### What you should do
Search the listing for "heading" and copy every line where it appears.

### Available records
<<<<

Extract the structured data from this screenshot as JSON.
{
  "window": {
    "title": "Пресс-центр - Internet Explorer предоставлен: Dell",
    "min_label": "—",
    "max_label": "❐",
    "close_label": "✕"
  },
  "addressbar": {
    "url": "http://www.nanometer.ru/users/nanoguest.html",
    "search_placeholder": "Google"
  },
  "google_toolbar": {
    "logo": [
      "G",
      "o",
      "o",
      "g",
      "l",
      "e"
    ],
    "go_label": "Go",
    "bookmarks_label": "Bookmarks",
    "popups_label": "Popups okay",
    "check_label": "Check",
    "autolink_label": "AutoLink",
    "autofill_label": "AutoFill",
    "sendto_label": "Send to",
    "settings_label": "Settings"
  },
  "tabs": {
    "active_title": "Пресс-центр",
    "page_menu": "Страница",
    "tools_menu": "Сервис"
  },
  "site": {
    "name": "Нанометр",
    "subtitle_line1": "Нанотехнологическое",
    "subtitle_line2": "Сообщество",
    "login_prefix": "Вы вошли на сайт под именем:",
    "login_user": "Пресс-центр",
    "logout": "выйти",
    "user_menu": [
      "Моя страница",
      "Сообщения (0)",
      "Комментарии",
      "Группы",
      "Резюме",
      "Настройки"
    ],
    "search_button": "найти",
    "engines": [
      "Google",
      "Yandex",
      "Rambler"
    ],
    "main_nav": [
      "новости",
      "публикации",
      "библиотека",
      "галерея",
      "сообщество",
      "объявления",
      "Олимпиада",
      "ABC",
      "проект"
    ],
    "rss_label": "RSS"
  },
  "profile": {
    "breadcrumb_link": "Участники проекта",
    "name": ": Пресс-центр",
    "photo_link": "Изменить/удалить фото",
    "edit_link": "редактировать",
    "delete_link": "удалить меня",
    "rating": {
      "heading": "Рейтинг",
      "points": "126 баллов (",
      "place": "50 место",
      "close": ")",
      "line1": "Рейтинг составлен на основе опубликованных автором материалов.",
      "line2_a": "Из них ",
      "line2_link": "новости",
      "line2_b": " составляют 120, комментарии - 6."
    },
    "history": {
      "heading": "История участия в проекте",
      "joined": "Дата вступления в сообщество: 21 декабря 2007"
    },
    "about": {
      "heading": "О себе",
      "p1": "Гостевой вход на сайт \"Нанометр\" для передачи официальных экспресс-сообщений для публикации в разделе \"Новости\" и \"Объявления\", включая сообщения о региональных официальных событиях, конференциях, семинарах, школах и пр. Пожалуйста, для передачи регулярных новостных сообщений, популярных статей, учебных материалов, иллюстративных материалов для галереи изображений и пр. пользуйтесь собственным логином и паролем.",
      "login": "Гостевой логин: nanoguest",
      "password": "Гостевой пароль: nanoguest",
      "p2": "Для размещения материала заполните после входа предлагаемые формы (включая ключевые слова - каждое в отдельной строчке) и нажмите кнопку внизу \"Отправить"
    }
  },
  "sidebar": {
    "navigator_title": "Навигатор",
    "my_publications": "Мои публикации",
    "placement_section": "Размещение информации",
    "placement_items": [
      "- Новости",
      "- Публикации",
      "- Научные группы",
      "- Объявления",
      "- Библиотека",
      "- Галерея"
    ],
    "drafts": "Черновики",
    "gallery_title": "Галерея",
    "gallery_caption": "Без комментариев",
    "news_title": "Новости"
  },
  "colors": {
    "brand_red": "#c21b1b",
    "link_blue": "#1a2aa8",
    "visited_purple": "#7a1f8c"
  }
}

>>>>

### Answer to this task
      "heading": "Рейтинг",
      "heading": "История участия в проекте",
      "heading": "О себе",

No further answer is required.